INSTRUCTIONS FOR THE TASK: Select and copy out every line in the records containing "Tmol".

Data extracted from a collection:

###

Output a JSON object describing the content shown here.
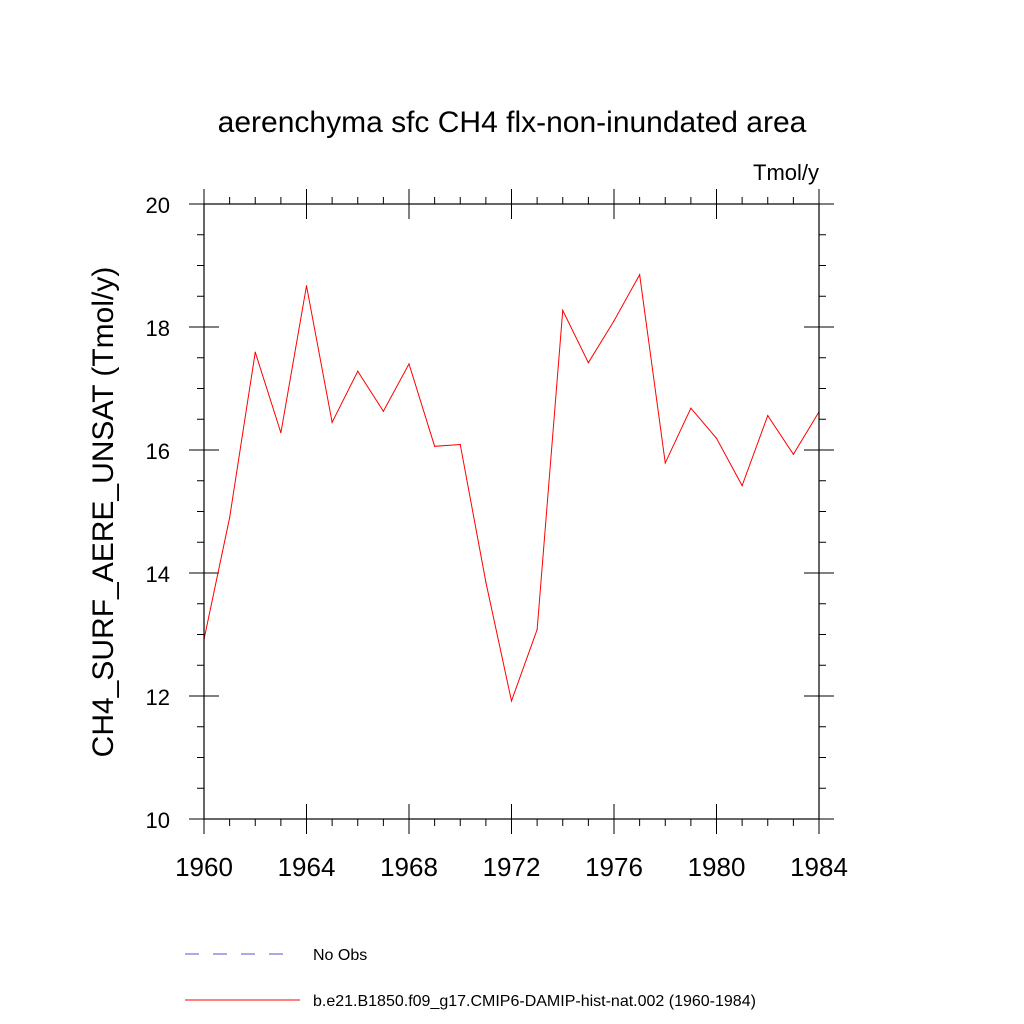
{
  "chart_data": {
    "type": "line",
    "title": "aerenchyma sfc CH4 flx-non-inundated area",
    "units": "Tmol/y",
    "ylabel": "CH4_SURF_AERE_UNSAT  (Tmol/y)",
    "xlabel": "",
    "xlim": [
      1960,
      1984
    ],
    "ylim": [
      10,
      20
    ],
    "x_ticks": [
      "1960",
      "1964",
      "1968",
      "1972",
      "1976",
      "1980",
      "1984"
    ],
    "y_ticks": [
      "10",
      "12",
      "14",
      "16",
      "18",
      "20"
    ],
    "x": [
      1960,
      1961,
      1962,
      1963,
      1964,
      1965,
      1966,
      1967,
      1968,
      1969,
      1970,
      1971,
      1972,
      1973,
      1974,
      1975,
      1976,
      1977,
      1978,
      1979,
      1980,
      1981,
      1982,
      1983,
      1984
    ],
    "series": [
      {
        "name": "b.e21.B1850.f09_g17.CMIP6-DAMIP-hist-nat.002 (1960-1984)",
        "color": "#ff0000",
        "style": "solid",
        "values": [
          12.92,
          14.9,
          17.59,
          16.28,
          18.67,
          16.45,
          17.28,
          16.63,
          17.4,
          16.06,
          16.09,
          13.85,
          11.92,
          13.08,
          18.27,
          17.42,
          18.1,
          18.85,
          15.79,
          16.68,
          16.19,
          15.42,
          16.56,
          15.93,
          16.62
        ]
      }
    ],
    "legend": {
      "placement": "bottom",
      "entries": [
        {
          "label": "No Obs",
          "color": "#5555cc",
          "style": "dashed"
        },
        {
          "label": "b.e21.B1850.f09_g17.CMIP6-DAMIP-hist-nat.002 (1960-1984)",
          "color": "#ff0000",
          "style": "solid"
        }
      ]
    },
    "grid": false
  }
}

###

EXERCISE ANSWER:
    "units": "Tmol/y",
    "ylabel": "CH4_SURF_AERE_UNSAT  (Tmol/y)",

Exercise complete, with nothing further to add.